Work instructions -
With the images removed, repeat the data below exactly.

— START —

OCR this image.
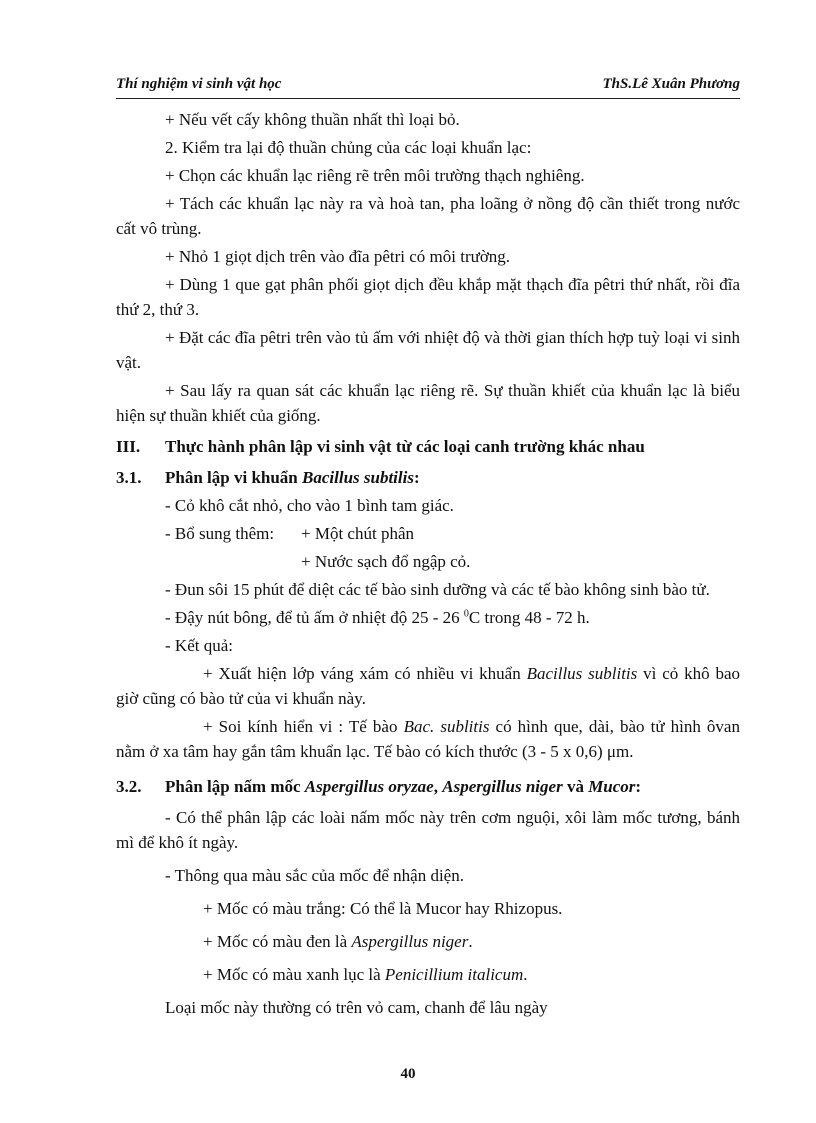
Thí nghiệm vi sinh vật học	ThS.Lê Xuân Phương

+ Nếu vết cấy không thuần nhất thì loại bỏ.

2. Kiểm tra lại độ thuần chủng của các loại khuẩn lạc:

+ Chọn các khuẩn lạc riêng rẽ trên môi trường thạch nghiêng.

+ Tách các khuẩn lạc này ra và hoà tan, pha loãng ở nồng độ cần thiết trong nước cất vô trùng.

+ Nhỏ 1 giọt dịch trên vào đĩa pêtri có môi trường.

+ Dùng 1 que gạt phân phối giọt dịch đều khắp mặt thạch đĩa pêtri thứ nhất, rồi đĩa thứ 2, thứ 3.

+ Đặt các đĩa pêtri trên vào tủ ấm với nhiệt độ và thời gian thích hợp tuỳ loại vi sinh vật.

+ Sau lấy ra quan sát các khuẩn lạc riêng rẽ. Sự thuần khiết của khuẩn lạc là biểu hiện sự thuần khiết của giống.

III. Thực hành phân lập vi sinh vật từ các loại canh trường khác nhau
3.1. Phân lập vi khuẩn Bacillus subtilis:

- Cỏ khô cắt nhỏ, cho vào 1 bình tam giác.

- Bổ sung thêm: + Một chút phân

+ Nước sạch đổ ngập cỏ.

- Đun sôi 15 phút để diệt các tế bào sinh dưỡng và các tế bào không sinh bào tử.

- Đậy nút bông, để tủ ấm ở nhiệt độ 25 - 26 $^0$C trong 48 - 72 h.

- Kết quả:

+ Xuất hiện lớp váng xám có nhiều vi khuẩn Bacillus sublitis vì cỏ khô bao giờ cũng có bào tử của vi khuẩn này.

+ Soi kính hiển vi : Tế bào Bac. sublitis có hình que, dài, bào tử hình ôvan nằm ở xa tâm hay gắn tâm khuẩn lạc. Tế bào có kích thước (3 - 5 x 0,6) μm.

3.2. Phân lập nấm mốc Aspergillus oryzae, Aspergillus niger và Mucor:

- Có thể phân lập các loài nấm mốc này trên cơm nguội, xôi làm mốc tương, bánh mì để khô ít ngày.

- Thông qua màu sắc của mốc để nhận diện.

+ Mốc có màu trắng: Có thể là Mucor hay Rhizopus.

+ Mốc có màu đen là Aspergillus niger.

+ Mốc có màu xanh lục là Penicillium italicum.

Loại mốc này thường có trên vỏ cam, chanh để lâu ngày

40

— END —

Exercise solution -
OCR this image.
Thí nghiệm vi sinh vật học	ThS.Lê Xuân Phương

+ Nếu vết cấy không thuần nhất thì loại bỏ.

2. Kiểm tra lại độ thuần chủng của các loại khuẩn lạc:

+ Chọn các khuẩn lạc riêng rẽ trên môi trường thạch nghiêng.

+ Tách các khuẩn lạc này ra và hoà tan, pha loãng ở nồng độ cần thiết trong nước cất vô trùng.

+ Nhỏ 1 giọt dịch trên vào đĩa pêtri có môi trường.

+ Dùng 1 que gạt phân phối giọt dịch đều khắp mặt thạch đĩa pêtri thứ nhất, rồi đĩa thứ 2, thứ 3.

+ Đặt các đĩa pêtri trên vào tủ ấm với nhiệt độ và thời gian thích hợp tuỳ loại vi sinh vật.

+ Sau lấy ra quan sát các khuẩn lạc riêng rẽ. Sự thuần khiết của khuẩn lạc là biểu hiện sự thuần khiết của giống.

III. Thực hành phân lập vi sinh vật từ các loại canh trường khác nhau
3.1. Phân lập vi khuẩn Bacillus subtilis:

- Cỏ khô cắt nhỏ, cho vào 1 bình tam giác.

- Bổ sung thêm: + Một chút phân

+ Nước sạch đổ ngập cỏ.

- Đun sôi 15 phút để diệt các tế bào sinh dưỡng và các tế bào không sinh bào tử.

- Đậy nút bông, để tủ ấm ở nhiệt độ 25 - 26 $^0$C trong 48 - 72 h.

- Kết quả:

+ Xuất hiện lớp váng xám có nhiều vi khuẩn Bacillus sublitis vì cỏ khô bao giờ cũng có bào tử của vi khuẩn này.

+ Soi kính hiển vi : Tế bào Bac. sublitis có hình que, dài, bào tử hình ôvan nằm ở xa tâm hay gắn tâm khuẩn lạc. Tế bào có kích thước (3 - 5 x 0,6) μm.

3.2. Phân lập nấm mốc Aspergillus oryzae, Aspergillus niger và Mucor:

- Có thể phân lập các loài nấm mốc này trên cơm nguội, xôi làm mốc tương, bánh mì để khô ít ngày.

- Thông qua màu sắc của mốc để nhận diện.

+ Mốc có màu trắng: Có thể là Mucor hay Rhizopus.

+ Mốc có màu đen là Aspergillus niger.

+ Mốc có màu xanh lục là Penicillium italicum.

Loại mốc này thường có trên vỏ cam, chanh để lâu ngày

40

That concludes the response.